Instructions for the task
The records below are to be copied word for word, with every picture left out.

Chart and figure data

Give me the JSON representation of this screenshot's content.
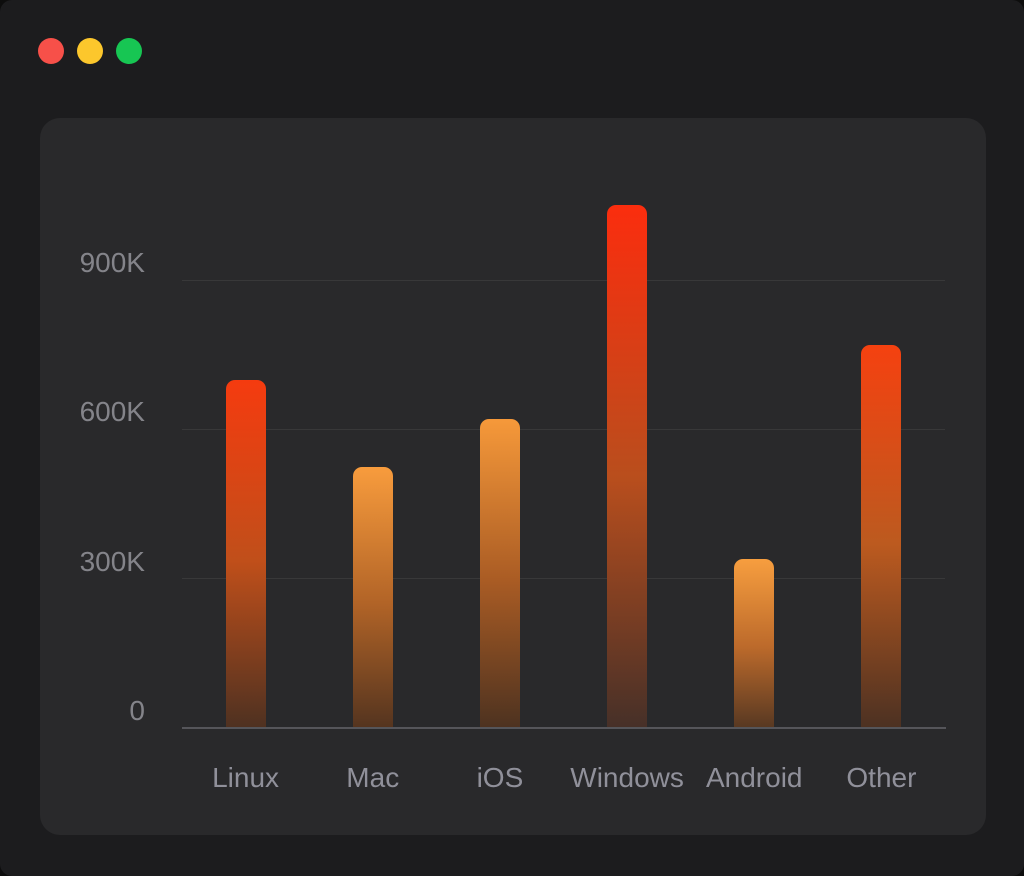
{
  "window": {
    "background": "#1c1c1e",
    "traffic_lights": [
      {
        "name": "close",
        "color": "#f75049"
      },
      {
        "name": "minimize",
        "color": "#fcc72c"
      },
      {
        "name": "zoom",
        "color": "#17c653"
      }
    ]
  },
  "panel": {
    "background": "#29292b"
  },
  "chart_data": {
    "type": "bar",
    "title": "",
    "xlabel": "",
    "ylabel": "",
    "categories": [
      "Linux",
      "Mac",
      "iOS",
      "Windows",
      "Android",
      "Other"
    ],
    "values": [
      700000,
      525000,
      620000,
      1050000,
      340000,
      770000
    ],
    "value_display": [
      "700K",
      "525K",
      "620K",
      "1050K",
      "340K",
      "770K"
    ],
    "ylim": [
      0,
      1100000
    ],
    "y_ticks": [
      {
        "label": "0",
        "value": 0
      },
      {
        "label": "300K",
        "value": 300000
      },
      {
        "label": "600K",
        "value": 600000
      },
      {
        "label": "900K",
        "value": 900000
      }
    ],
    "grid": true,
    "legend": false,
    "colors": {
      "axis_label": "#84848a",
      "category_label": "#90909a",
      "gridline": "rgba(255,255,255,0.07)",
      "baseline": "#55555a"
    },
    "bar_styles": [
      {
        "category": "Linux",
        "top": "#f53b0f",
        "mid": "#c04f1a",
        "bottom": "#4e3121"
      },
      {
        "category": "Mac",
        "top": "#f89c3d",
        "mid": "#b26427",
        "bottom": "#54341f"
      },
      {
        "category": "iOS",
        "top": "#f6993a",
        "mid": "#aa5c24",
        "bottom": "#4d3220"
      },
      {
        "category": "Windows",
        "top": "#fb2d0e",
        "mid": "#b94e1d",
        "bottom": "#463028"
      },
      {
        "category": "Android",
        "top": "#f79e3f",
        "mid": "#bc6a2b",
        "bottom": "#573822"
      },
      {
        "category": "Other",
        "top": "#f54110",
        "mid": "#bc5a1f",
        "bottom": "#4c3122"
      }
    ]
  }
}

Written solution
Give me the JSON representation of this screenshot's content.
{
  "window": {
    "background": "#1c1c1e",
    "traffic_lights": [
      {
        "name": "close",
        "color": "#f75049"
      },
      {
        "name": "minimize",
        "color": "#fcc72c"
      },
      {
        "name": "zoom",
        "color": "#17c653"
      }
    ]
  },
  "panel": {
    "background": "#29292b"
  },
  "chart_data": {
    "type": "bar",
    "title": "",
    "xlabel": "",
    "ylabel": "",
    "categories": [
      "Linux",
      "Mac",
      "iOS",
      "Windows",
      "Android",
      "Other"
    ],
    "values": [
      700000,
      525000,
      620000,
      1050000,
      340000,
      770000
    ],
    "value_display": [
      "700K",
      "525K",
      "620K",
      "1050K",
      "340K",
      "770K"
    ],
    "ylim": [
      0,
      1100000
    ],
    "y_ticks": [
      {
        "label": "0",
        "value": 0
      },
      {
        "label": "300K",
        "value": 300000
      },
      {
        "label": "600K",
        "value": 600000
      },
      {
        "label": "900K",
        "value": 900000
      }
    ],
    "grid": true,
    "legend": false,
    "colors": {
      "axis_label": "#84848a",
      "category_label": "#90909a",
      "gridline": "rgba(255,255,255,0.07)",
      "baseline": "#55555a"
    },
    "bar_styles": [
      {
        "category": "Linux",
        "top": "#f53b0f",
        "mid": "#c04f1a",
        "bottom": "#4e3121"
      },
      {
        "category": "Mac",
        "top": "#f89c3d",
        "mid": "#b26427",
        "bottom": "#54341f"
      },
      {
        "category": "iOS",
        "top": "#f6993a",
        "mid": "#aa5c24",
        "bottom": "#4d3220"
      },
      {
        "category": "Windows",
        "top": "#fb2d0e",
        "mid": "#b94e1d",
        "bottom": "#463028"
      },
      {
        "category": "Android",
        "top": "#f79e3f",
        "mid": "#bc6a2b",
        "bottom": "#573822"
      },
      {
        "category": "Other",
        "top": "#f54110",
        "mid": "#bc5a1f",
        "bottom": "#4c3122"
      }
    ]
  }
}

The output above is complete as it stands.